● **BRIEF**:
Write the data out again exactly, with no pictures.

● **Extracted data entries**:
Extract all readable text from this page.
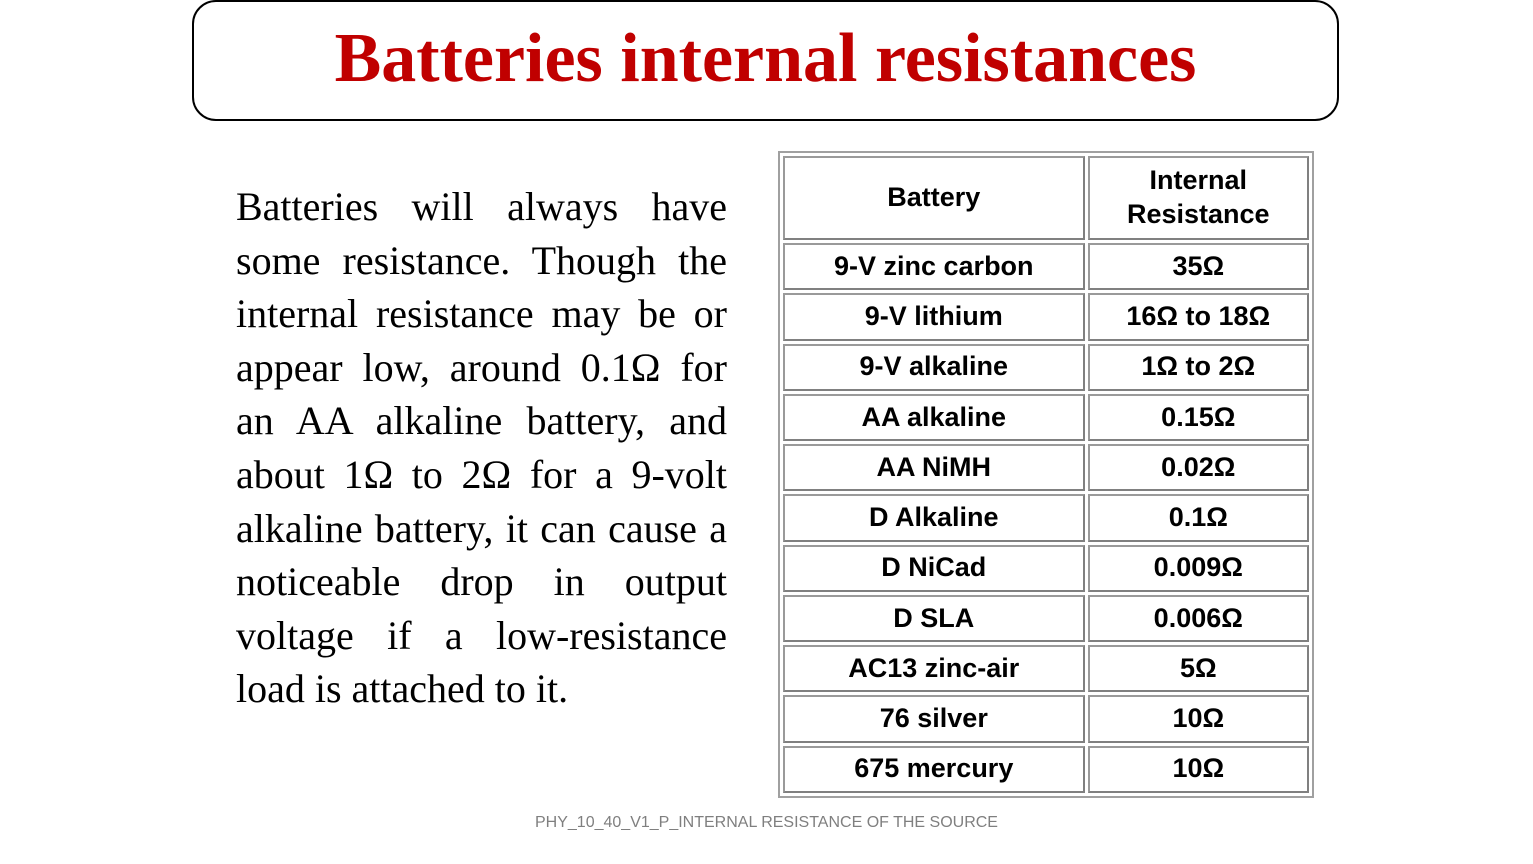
Batteries internal resistances

Batteries will always have some resistance. Though the internal resistance may be or appear low, around 0.1Ω for an AA alkaline battery, and about 1Ω to 2Ω for a 9-volt alkaline battery, it can cause a noticeable drop in output voltage if a low-resistance load is attached to it.

Battery	Internal Resistance
9-V zinc carbon	35Ω
9-V lithium	16Ω to 18Ω
9-V alkaline	1Ω to 2Ω
AA alkaline	0.15Ω
AA NiMH	0.02Ω
D Alkaline	0.1Ω
D NiCad	0.009Ω
D SLA	0.006Ω
AC13 zinc-air	5Ω
76 silver	10Ω
675 mercury	10Ω

PHY_10_40_V1_P_INTERNAL RESISTANCE OF THE SOURCE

● **SOLUTION**:
Extract all readable text from this page.
Batteries internal resistances

Batteries will always have some resistance. Though the internal resistance may be or appear low, around 0.1Ω for an AA alkaline battery, and about 1Ω to 2Ω for a 9-volt alkaline battery, it can cause a noticeable drop in output voltage if a low-resistance load is attached to it.

Battery	Internal Resistance
9-V zinc carbon	35Ω
9-V lithium	16Ω to 18Ω
9-V alkaline	1Ω to 2Ω
AA alkaline	0.15Ω
AA NiMH	0.02Ω
D Alkaline	0.1Ω
D NiCad	0.009Ω
D SLA	0.006Ω
AC13 zinc-air	5Ω
76 silver	10Ω
675 mercury	10Ω

PHY_10_40_V1_P_INTERNAL RESISTANCE OF THE SOURCE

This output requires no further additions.